[Recorded data]
▬▬▬

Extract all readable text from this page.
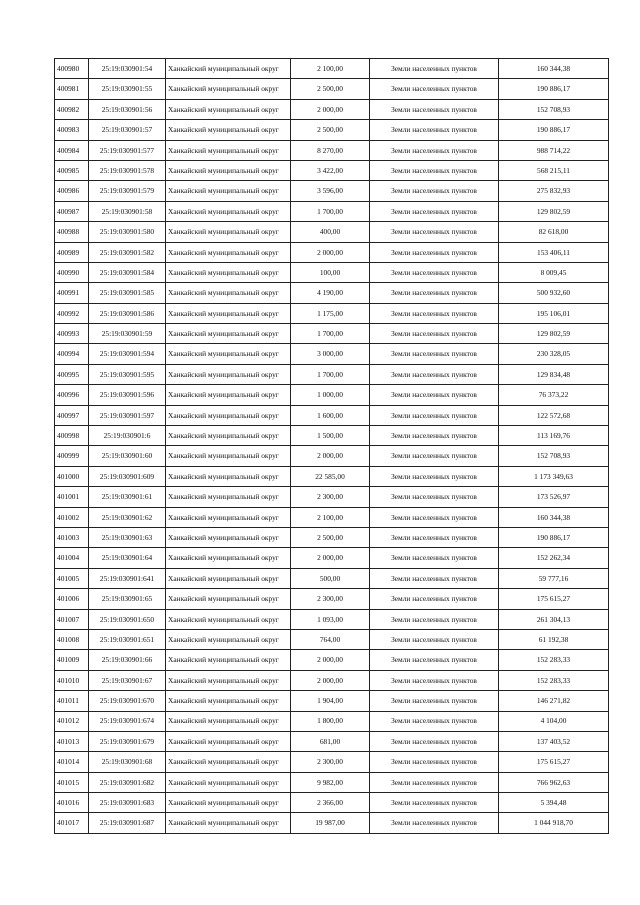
400980	25:19:030901:54	Ханкайский муниципальный округ	2 100,00	Земли населенных пунктов	160 344,38
400981	25:19:030901:55	Ханкайский муниципальный округ	2 500,00	Земли населенных пунктов	190 886,17
400982	25:19:030901:56	Ханкайский муниципальный округ	2 000,00	Земли населенных пунктов	152 708,93
400983	25:19:030901:57	Ханкайский муниципальный округ	2 500,00	Земли населенных пунктов	190 886,17
400984	25:19:030901:577	Ханкайский муниципальный округ	8 270,00	Земли населенных пунктов	988 714,22
400985	25:19:030901:578	Ханкайский муниципальный округ	3 422,00	Земли населенных пунктов	568 215,11
400986	25:19:030901:579	Ханкайский муниципальный округ	3 596,00	Земли населенных пунктов	275 832,93
400987	25:19:030901:58	Ханкайский муниципальный округ	1 700,00	Земли населенных пунктов	129 802,59
400988	25:19:030901:580	Ханкайский муниципальный округ	400,00	Земли населенных пунктов	82 618,00
400989	25:19:030901:582	Ханкайский муниципальный округ	2 000,00	Земли населенных пунктов	153 406,11
400990	25:19:030901:584	Ханкайский муниципальный округ	100,00	Земли населенных пунктов	8 009,45
400991	25:19:030901:585	Ханкайский муниципальный округ	4 190,00	Земли населенных пунктов	500 932,60
400992	25:19:030901:586	Ханкайский муниципальный округ	1 175,00	Земли населенных пунктов	195 106,01
400993	25:19:030901:59	Ханкайский муниципальный округ	1 700,00	Земли населенных пунктов	129 802,59
400994	25:19:030901:594	Ханкайский муниципальный округ	3 000,00	Земли населенных пунктов	230 328,05
400995	25:19:030901:595	Ханкайский муниципальный округ	1 700,00	Земли населенных пунктов	129 834,48
400996	25:19:030901:596	Ханкайский муниципальный округ	1 000,00	Земли населенных пунктов	76 373,22
400997	25:19:030901:597	Ханкайский муниципальный округ	1 600,00	Земли населенных пунктов	122 572,68
400998	25:19:030901:6	Ханкайский муниципальный округ	1 500,00	Земли населенных пунктов	113 169,76
400999	25:19:030901:60	Ханкайский муниципальный округ	2 000,00	Земли населенных пунктов	152 708,93
401000	25:19:030901:609	Ханкайский муниципальный округ	22 585,00	Земли населенных пунктов	1 173 349,63
401001	25:19:030901:61	Ханкайский муниципальный округ	2 300,00	Земли населенных пунктов	173 526,97
401002	25:19:030901:62	Ханкайский муниципальный округ	2 100,00	Земли населенных пунктов	160 344,38
401003	25:19:030901:63	Ханкайский муниципальный округ	2 500,00	Земли населенных пунктов	190 886,17
401004	25:19:030901:64	Ханкайский муниципальный округ	2 000,00	Земли населенных пунктов	152 262,34
401005	25:19:030901:641	Ханкайский муниципальный округ	500,00	Земли населенных пунктов	59 777,16
401006	25:19:030901:65	Ханкайский муниципальный округ	2 300,00	Земли населенных пунктов	175 615,27
401007	25:19:030901:650	Ханкайский муниципальный округ	1 093,00	Земли населенных пунктов	261 304,13
401008	25:19:030901:651	Ханкайский муниципальный округ	764,00	Земли населенных пунктов	61 192,38
401009	25:19:030901:66	Ханкайский муниципальный округ	2 000,00	Земли населенных пунктов	152 283,33
401010	25:19:030901:67	Ханкайский муниципальный округ	2 000,00	Земли населенных пунктов	152 283,33
401011	25:19:030901:670	Ханкайский муниципальный округ	1 904,00	Земли населенных пунктов	146 271,82
401012	25:19:030901:674	Ханкайский муниципальный округ	1 800,00	Земли населенных пунктов	4 104,00
401013	25:19:030901:679	Ханкайский муниципальный округ	681,00	Земли населенных пунктов	137 403,52
401014	25:19:030901:68	Ханкайский муниципальный округ	2 300,00	Земли населенных пунктов	175 615,27
401015	25:19:030901:682	Ханкайский муниципальный округ	9 982,00	Земли населенных пунктов	766 962,63
401016	25:19:030901:683	Ханкайский муниципальный округ	2 366,00	Земли населенных пунктов	5 394,48
401017	25:19:030901:687	Ханкайский муниципальный округ	19 987,00	Земли населенных пунктов	1 044 918,70
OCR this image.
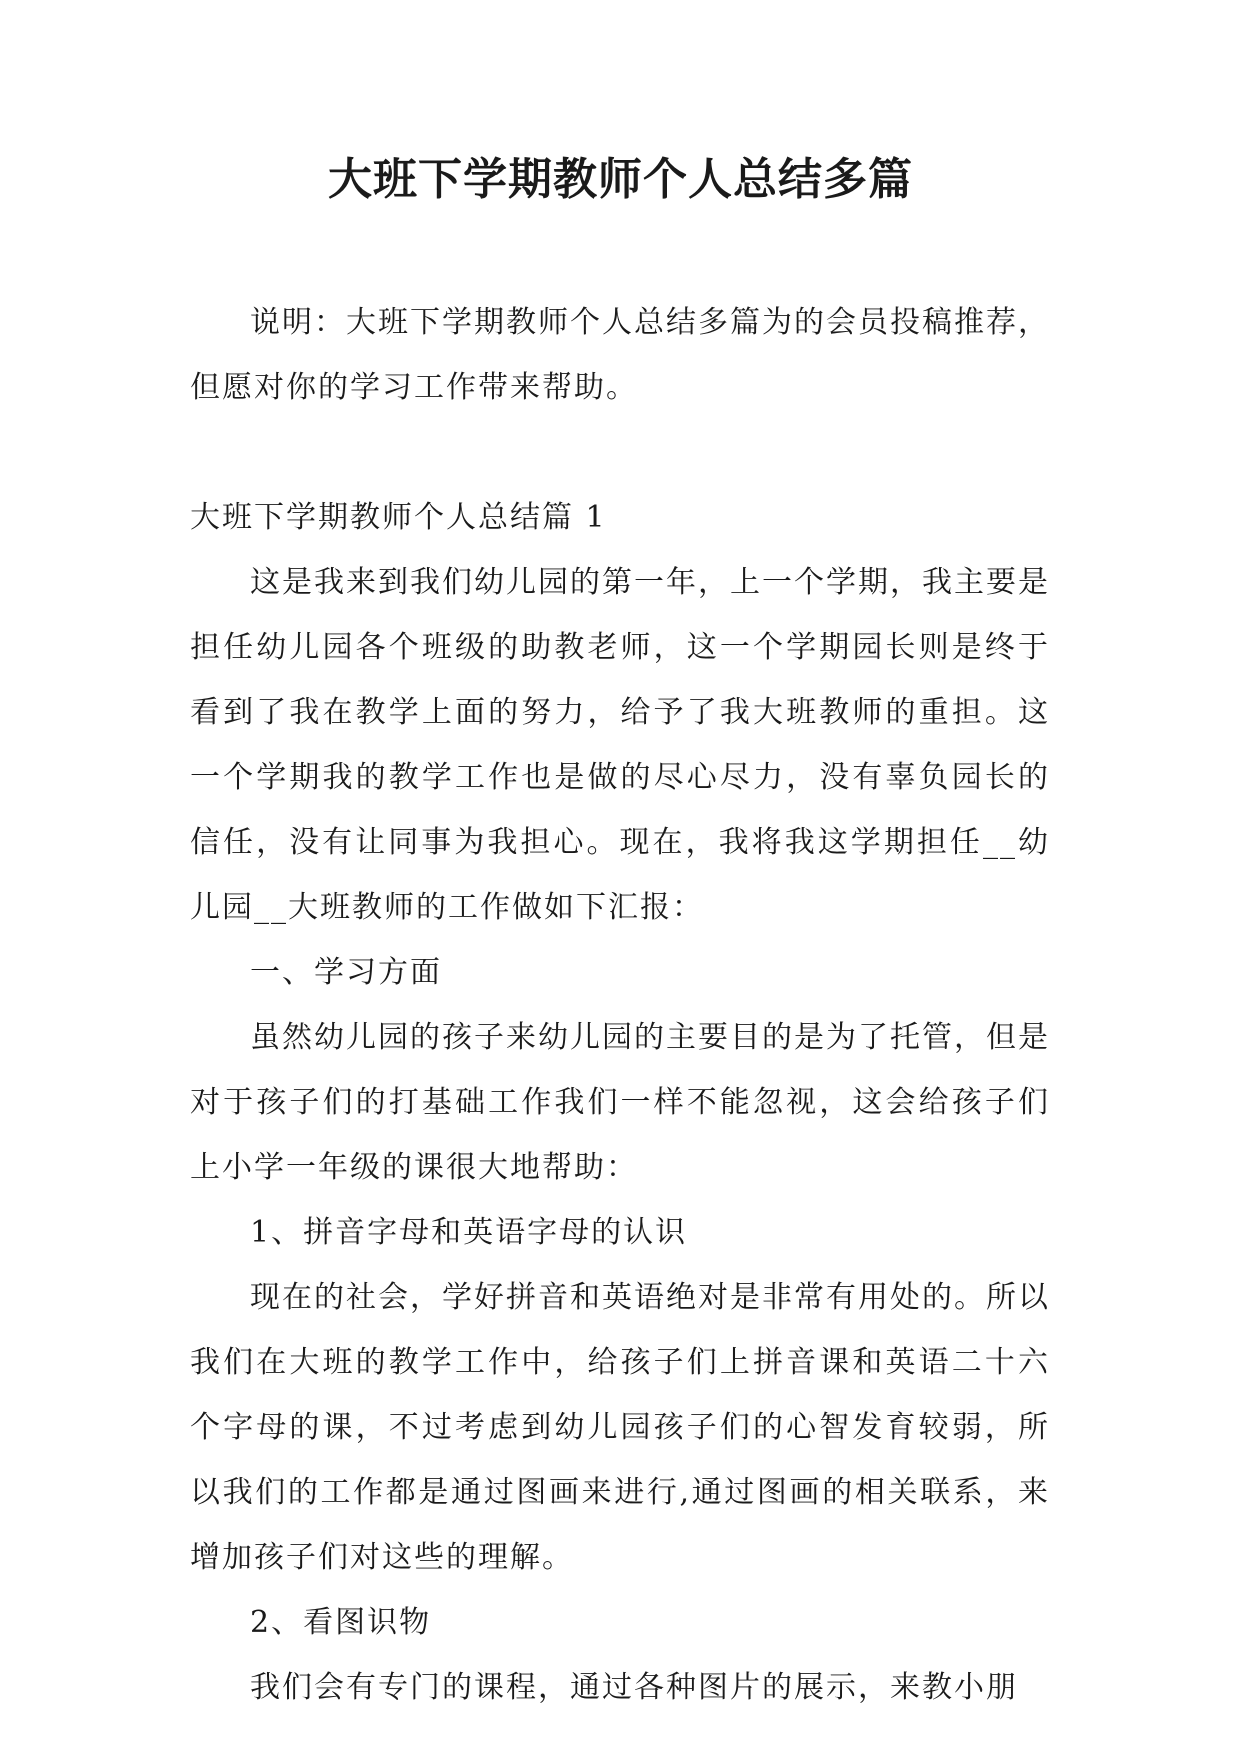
大班下学期教师个人总结多篇

说明：大班下学期教师个人总结多篇为的会员投稿推荐，但愿对你的学习工作带来帮助。

大班下学期教师个人总结篇 1

这是我来到我们幼儿园的第一年，上一个学期，我主要是担任幼儿园各个班级的助教老师，这一个学期园长则是终于看到了我在教学上面的努力，给予了我大班教师的重担。这一个学期我的教学工作也是做的尽心尽力，没有辜负园长的信任，没有让同事为我担心。现在，我将我这学期担任__幼儿园__大班教师的工作做如下汇报：

一、学习方面

虽然幼儿园的孩子来幼儿园的主要目的是为了托管，但是对于孩子们的打基础工作我们一样不能忽视，这会给孩子们上小学一年级的课很大地帮助：

1、拼音字母和英语字母的认识

现在的社会，学好拼音和英语绝对是非常有用处的。所以我们在大班的教学工作中，给孩子们上拼音课和英语二十六个字母的课，不过考虑到幼儿园孩子们的心智发育较弱，所以我们的工作都是通过图画来进行,通过图画的相关联系，来增加孩子们对这些的理解。

2、看图识物

我们会有专门的课程，通过各种图片的展示，来教小朋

▬▬▬

> **The request**
Collect the lines of the records that include the string "this".

> **Full output**
Extract all readable text from this page.
OCR this image.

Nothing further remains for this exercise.